** BEGIN **

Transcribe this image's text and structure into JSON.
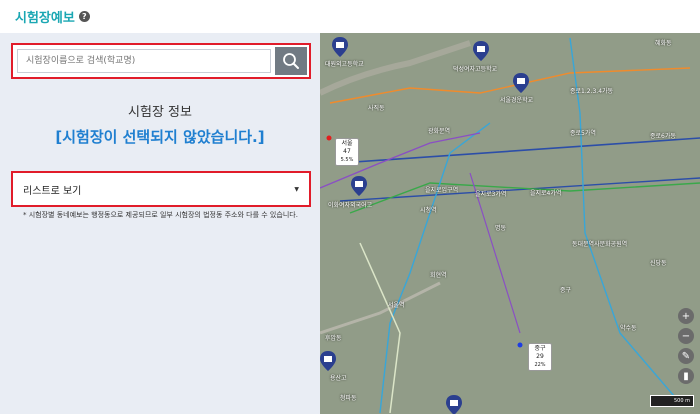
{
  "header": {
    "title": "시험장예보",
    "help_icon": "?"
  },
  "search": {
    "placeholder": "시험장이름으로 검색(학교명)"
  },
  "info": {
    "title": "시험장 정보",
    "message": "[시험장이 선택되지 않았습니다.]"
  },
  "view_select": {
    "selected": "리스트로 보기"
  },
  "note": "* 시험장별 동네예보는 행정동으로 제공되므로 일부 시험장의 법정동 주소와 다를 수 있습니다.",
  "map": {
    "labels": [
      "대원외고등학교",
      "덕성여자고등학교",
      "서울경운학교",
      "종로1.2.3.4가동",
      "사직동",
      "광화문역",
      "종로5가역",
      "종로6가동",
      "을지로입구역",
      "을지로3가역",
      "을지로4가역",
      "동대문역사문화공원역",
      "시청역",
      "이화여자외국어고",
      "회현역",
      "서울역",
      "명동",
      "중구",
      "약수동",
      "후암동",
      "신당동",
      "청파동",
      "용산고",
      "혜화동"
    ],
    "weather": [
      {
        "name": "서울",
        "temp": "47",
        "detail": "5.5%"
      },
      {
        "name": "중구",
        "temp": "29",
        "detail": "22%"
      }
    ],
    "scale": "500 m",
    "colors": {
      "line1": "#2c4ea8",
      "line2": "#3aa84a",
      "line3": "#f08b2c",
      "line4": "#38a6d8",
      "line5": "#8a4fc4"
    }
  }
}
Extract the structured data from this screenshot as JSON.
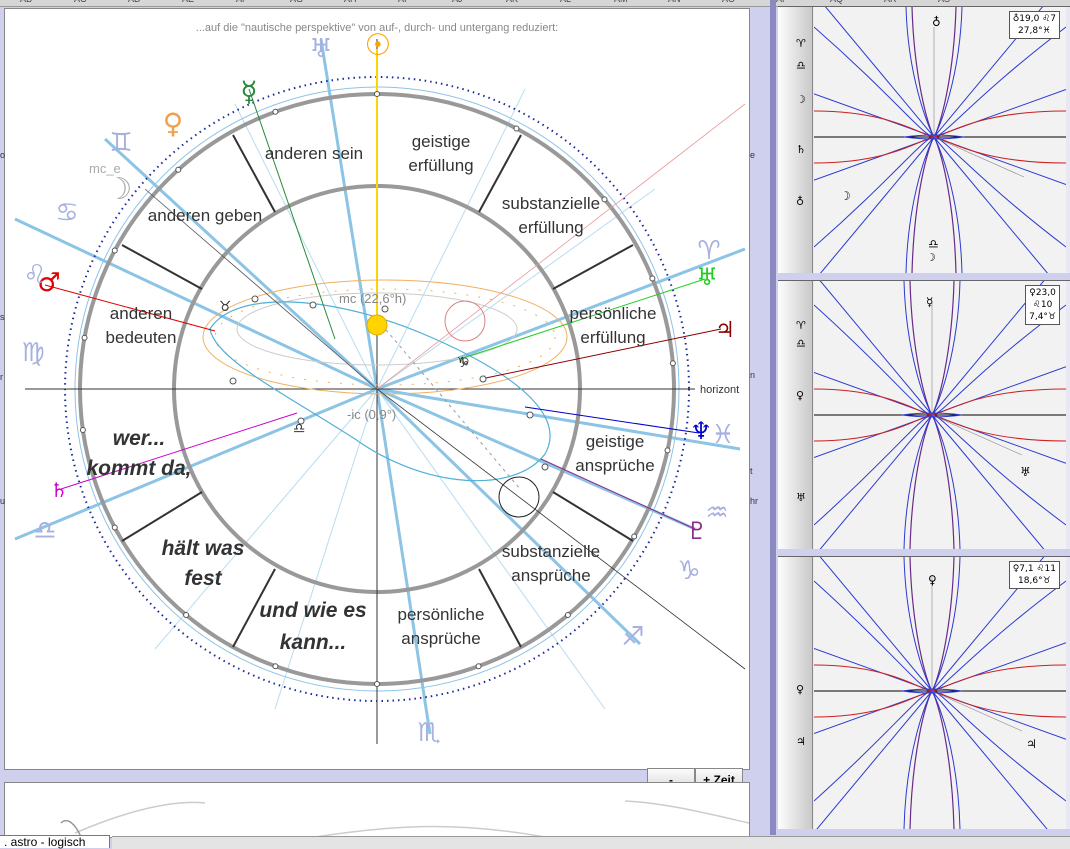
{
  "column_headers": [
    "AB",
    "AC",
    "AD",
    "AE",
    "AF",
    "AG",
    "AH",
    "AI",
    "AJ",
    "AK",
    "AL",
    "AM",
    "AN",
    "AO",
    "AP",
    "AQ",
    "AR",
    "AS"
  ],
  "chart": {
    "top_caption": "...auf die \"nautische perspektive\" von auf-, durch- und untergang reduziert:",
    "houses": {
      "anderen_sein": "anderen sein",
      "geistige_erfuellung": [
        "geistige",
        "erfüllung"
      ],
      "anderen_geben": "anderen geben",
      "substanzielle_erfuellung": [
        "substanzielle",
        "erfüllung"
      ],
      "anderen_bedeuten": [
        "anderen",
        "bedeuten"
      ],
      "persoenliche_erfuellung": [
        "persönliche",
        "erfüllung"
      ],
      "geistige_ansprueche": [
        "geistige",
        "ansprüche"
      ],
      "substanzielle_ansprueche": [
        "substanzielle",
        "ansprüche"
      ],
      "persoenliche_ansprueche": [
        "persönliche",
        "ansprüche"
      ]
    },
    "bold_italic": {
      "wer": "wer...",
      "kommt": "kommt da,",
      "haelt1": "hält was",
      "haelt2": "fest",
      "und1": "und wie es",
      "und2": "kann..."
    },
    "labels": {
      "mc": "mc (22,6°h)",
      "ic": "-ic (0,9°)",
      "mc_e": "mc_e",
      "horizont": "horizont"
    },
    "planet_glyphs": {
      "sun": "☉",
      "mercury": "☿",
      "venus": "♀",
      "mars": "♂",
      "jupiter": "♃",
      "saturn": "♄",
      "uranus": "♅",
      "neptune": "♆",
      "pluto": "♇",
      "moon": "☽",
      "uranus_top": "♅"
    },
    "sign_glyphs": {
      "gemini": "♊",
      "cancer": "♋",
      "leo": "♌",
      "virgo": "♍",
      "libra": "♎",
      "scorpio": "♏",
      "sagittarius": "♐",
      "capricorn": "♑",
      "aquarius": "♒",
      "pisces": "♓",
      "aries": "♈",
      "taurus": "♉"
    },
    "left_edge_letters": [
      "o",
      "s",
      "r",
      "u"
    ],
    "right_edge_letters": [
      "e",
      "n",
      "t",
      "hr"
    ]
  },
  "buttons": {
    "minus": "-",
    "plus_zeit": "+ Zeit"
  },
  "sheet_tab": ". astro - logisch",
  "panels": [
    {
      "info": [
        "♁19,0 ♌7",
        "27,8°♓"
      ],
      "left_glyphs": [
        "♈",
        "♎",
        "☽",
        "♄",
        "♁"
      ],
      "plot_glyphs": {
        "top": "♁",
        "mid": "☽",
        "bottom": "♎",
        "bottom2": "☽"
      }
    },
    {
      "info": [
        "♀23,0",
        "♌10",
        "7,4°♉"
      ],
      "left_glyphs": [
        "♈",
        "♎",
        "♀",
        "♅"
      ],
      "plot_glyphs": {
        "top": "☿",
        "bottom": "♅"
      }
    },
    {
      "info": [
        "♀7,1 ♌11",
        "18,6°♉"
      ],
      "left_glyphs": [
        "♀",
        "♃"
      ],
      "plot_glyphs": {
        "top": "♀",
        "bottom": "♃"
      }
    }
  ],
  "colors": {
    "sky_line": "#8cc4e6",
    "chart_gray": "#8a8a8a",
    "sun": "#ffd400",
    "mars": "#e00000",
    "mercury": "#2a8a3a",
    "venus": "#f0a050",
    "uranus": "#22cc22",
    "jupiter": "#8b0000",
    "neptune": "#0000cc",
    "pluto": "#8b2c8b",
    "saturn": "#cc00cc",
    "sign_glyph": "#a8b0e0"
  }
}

** END **

Will you set down the records word for word while leaving out every picture?

Transcribe this image's text and structure into JSON.
{
  "header": {
    "title": "시험장예보",
    "help_icon": "?"
  },
  "search": {
    "placeholder": "시험장이름으로 검색(학교명)"
  },
  "info": {
    "title": "시험장 정보",
    "message": "[시험장이 선택되지 않았습니다.]"
  },
  "view_select": {
    "selected": "리스트로 보기"
  },
  "note": "* 시험장별 동네예보는 행정동으로 제공되므로 일부 시험장의 법정동 주소와 다를 수 있습니다.",
  "map": {
    "labels": [
      "대원외고등학교",
      "덕성여자고등학교",
      "서울경운학교",
      "종로1.2.3.4가동",
      "사직동",
      "광화문역",
      "종로5가역",
      "종로6가동",
      "을지로입구역",
      "을지로3가역",
      "을지로4가역",
      "동대문역사문화공원역",
      "시청역",
      "이화여자외국어고",
      "회현역",
      "서울역",
      "명동",
      "중구",
      "약수동",
      "후암동",
      "신당동",
      "청파동",
      "용산고",
      "혜화동"
    ],
    "weather": [
      {
        "name": "서울",
        "temp": "47",
        "detail": "5.5%"
      },
      {
        "name": "중구",
        "temp": "29",
        "detail": "22%"
      }
    ],
    "scale": "500 m",
    "colors": {
      "line1": "#2c4ea8",
      "line2": "#3aa84a",
      "line3": "#f08b2c",
      "line4": "#38a6d8",
      "line5": "#8a4fc4"
    }
  }
}
Extract the structured data from this screenshot as JSON.
{
  "column_headers": [
    "AB",
    "AC",
    "AD",
    "AE",
    "AF",
    "AG",
    "AH",
    "AI",
    "AJ",
    "AK",
    "AL",
    "AM",
    "AN",
    "AO",
    "AP",
    "AQ",
    "AR",
    "AS"
  ],
  "chart": {
    "top_caption": "...auf die \"nautische perspektive\" von auf-, durch- und untergang reduziert:",
    "houses": {
      "anderen_sein": "anderen sein",
      "geistige_erfuellung": [
        "geistige",
        "erfüllung"
      ],
      "anderen_geben": "anderen geben",
      "substanzielle_erfuellung": [
        "substanzielle",
        "erfüllung"
      ],
      "anderen_bedeuten": [
        "anderen",
        "bedeuten"
      ],
      "persoenliche_erfuellung": [
        "persönliche",
        "erfüllung"
      ],
      "geistige_ansprueche": [
        "geistige",
        "ansprüche"
      ],
      "substanzielle_ansprueche": [
        "substanzielle",
        "ansprüche"
      ],
      "persoenliche_ansprueche": [
        "persönliche",
        "ansprüche"
      ]
    },
    "bold_italic": {
      "wer": "wer...",
      "kommt": "kommt da,",
      "haelt1": "hält was",
      "haelt2": "fest",
      "und1": "und wie es",
      "und2": "kann..."
    },
    "labels": {
      "mc": "mc (22,6°h)",
      "ic": "-ic (0,9°)",
      "mc_e": "mc_e",
      "horizont": "horizont"
    },
    "planet_glyphs": {
      "sun": "☉",
      "mercury": "☿",
      "venus": "♀",
      "mars": "♂",
      "jupiter": "♃",
      "saturn": "♄",
      "uranus": "♅",
      "neptune": "♆",
      "pluto": "♇",
      "moon": "☽",
      "uranus_top": "♅"
    },
    "sign_glyphs": {
      "gemini": "♊",
      "cancer": "♋",
      "leo": "♌",
      "virgo": "♍",
      "libra": "♎",
      "scorpio": "♏",
      "sagittarius": "♐",
      "capricorn": "♑",
      "aquarius": "♒",
      "pisces": "♓",
      "aries": "♈",
      "taurus": "♉"
    },
    "left_edge_letters": [
      "o",
      "s",
      "r",
      "u"
    ],
    "right_edge_letters": [
      "e",
      "n",
      "t",
      "hr"
    ]
  },
  "buttons": {
    "minus": "-",
    "plus_zeit": "+ Zeit"
  },
  "sheet_tab": ". astro - logisch",
  "panels": [
    {
      "info": [
        "♁19,0 ♌7",
        "27,8°♓"
      ],
      "left_glyphs": [
        "♈",
        "♎",
        "☽",
        "♄",
        "♁"
      ],
      "plot_glyphs": {
        "top": "♁",
        "mid": "☽",
        "bottom": "♎",
        "bottom2": "☽"
      }
    },
    {
      "info": [
        "♀23,0",
        "♌10",
        "7,4°♉"
      ],
      "left_glyphs": [
        "♈",
        "♎",
        "♀",
        "♅"
      ],
      "plot_glyphs": {
        "top": "☿",
        "bottom": "♅"
      }
    },
    {
      "info": [
        "♀7,1 ♌11",
        "18,6°♉"
      ],
      "left_glyphs": [
        "♀",
        "♃"
      ],
      "plot_glyphs": {
        "top": "♀",
        "bottom": "♃"
      }
    }
  ],
  "colors": {
    "sky_line": "#8cc4e6",
    "chart_gray": "#8a8a8a",
    "sun": "#ffd400",
    "mars": "#e00000",
    "mercury": "#2a8a3a",
    "venus": "#f0a050",
    "uranus": "#22cc22",
    "jupiter": "#8b0000",
    "neptune": "#0000cc",
    "pluto": "#8b2c8b",
    "saturn": "#cc00cc",
    "sign_glyph": "#a8b0e0"
  }
}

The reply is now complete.